_What is needed_
Transcribe each line exactly.

+===+

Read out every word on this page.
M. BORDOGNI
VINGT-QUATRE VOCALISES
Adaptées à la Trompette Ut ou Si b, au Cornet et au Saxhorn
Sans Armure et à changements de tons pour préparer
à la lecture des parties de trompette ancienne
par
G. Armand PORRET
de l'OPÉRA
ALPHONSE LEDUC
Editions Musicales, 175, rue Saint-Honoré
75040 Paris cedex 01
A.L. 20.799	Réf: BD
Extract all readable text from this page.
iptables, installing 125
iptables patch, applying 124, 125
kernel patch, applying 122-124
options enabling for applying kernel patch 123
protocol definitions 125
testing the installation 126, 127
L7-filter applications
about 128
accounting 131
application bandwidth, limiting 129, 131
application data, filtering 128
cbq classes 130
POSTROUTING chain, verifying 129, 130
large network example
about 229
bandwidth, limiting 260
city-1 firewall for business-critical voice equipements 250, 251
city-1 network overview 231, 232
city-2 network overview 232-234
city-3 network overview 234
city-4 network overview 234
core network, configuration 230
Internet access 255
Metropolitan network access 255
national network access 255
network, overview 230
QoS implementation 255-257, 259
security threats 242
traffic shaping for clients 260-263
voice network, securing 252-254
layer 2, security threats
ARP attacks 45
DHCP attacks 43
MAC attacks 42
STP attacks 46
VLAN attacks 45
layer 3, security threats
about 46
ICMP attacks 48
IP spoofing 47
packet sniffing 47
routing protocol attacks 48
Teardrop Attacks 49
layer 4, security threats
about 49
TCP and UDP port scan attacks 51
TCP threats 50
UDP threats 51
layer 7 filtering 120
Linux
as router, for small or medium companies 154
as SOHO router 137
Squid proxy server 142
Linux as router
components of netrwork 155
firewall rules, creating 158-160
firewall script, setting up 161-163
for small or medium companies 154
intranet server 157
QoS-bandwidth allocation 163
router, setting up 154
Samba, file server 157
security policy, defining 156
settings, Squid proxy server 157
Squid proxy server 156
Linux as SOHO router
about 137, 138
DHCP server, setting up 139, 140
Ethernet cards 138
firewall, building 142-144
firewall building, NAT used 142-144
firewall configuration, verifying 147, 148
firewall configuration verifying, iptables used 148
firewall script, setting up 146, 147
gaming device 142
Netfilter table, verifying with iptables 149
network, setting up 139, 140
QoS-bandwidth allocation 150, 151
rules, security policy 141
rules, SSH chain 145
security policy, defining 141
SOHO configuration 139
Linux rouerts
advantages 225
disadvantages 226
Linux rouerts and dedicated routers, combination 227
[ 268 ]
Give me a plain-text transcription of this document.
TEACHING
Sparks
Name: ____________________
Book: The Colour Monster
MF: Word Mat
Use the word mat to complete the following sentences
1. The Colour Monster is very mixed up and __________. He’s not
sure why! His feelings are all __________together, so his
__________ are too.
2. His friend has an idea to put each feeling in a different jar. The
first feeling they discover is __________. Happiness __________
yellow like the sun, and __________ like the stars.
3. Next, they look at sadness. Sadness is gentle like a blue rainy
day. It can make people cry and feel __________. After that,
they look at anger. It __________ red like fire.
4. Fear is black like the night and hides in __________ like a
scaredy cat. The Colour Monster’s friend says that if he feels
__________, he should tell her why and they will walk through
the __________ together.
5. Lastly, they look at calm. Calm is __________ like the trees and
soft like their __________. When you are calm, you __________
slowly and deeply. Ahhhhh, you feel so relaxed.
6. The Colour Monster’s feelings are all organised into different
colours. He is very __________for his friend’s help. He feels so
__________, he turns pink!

+===+

_Exercise solution_
Read out every word on this page.
M. BORDOGNI
VINGT-QUATRE VOCALISES
Adaptées à la Trompette Ut ou Si b, au Cornet et au Saxhorn
Sans Armure et à changements de tons pour préparer
à la lecture des parties de trompette ancienne
par
G. Armand PORRET
de l'OPÉRA
ALPHONSE LEDUC
Editions Musicales, 175, rue Saint-Honoré
75040 Paris cedex 01
A.L. 20.799	Réf: BD
Extract all readable text from this page.
iptables, installing 125
iptables patch, applying 124, 125
kernel patch, applying 122-124
options enabling for applying kernel patch 123
protocol definitions 125
testing the installation 126, 127
L7-filter applications
about 128
accounting 131
application bandwidth, limiting 129, 131
application data, filtering 128
cbq classes 130
POSTROUTING chain, verifying 129, 130
large network example
about 229
bandwidth, limiting 260
city-1 firewall for business-critical voice equipements 250, 251
city-1 network overview 231, 232
city-2 network overview 232-234
city-3 network overview 234
city-4 network overview 234
core network, configuration 230
Internet access 255
Metropolitan network access 255
national network access 255
network, overview 230
QoS implementation 255-257, 259
security threats 242
traffic shaping for clients 260-263
voice network, securing 252-254
layer 2, security threats
ARP attacks 45
DHCP attacks 43
MAC attacks 42
STP attacks 46
VLAN attacks 45
layer 3, security threats
about 46
ICMP attacks 48
IP spoofing 47
packet sniffing 47
routing protocol attacks 48
Teardrop Attacks 49
layer 4, security threats
about 49
TCP and UDP port scan attacks 51
TCP threats 50
UDP threats 51
layer 7 filtering 120
Linux
as router, for small or medium companies 154
as SOHO router 137
Squid proxy server 142
Linux as router
components of netrwork 155
firewall rules, creating 158-160
firewall script, setting up 161-163
for small or medium companies 154
intranet server 157
QoS-bandwidth allocation 163
router, setting up 154
Samba, file server 157
security policy, defining 156
settings, Squid proxy server 157
Squid proxy server 156
Linux as SOHO router
about 137, 138
DHCP server, setting up 139, 140
Ethernet cards 138
firewall, building 142-144
firewall building, NAT used 142-144
firewall configuration, verifying 147, 148
firewall configuration verifying, iptables used 148
firewall script, setting up 146, 147
gaming device 142
Netfilter table, verifying with iptables 149
network, setting up 139, 140
QoS-bandwidth allocation 150, 151
rules, security policy 141
rules, SSH chain 145
security policy, defining 141
SOHO configuration 139
Linux rouerts
advantages 225
disadvantages 226
Linux rouerts and dedicated routers, combination 227
[ 268 ]
Give me a plain-text transcription of this document.
TEACHING
Sparks
Name: ____________________
Book: The Colour Monster
MF: Word Mat
Use the word mat to complete the following sentences
1. The Colour Monster is very mixed up and __________. He’s not
sure why! His feelings are all __________together, so his
__________ are too.
2. His friend has an idea to put each feeling in a different jar. The
first feeling they discover is __________. Happiness __________
yellow like the sun, and __________ like the stars.
3. Next, they look at sadness. Sadness is gentle like a blue rainy
day. It can make people cry and feel __________. After that,
they look at anger. It __________ red like fire.
4. Fear is black like the night and hides in __________ like a
scaredy cat. The Colour Monster’s friend says that if he feels
__________, he should tell her why and they will walk through
the __________ together.
5. Lastly, they look at calm. Calm is __________ like the trees and
soft like their __________. When you are calm, you __________
slowly and deeply. Ahhhhh, you feel so relaxed.
6. The Colour Monster’s feelings are all organised into different
colours. He is very __________for his friend’s help. He feels so
__________, he turns pink!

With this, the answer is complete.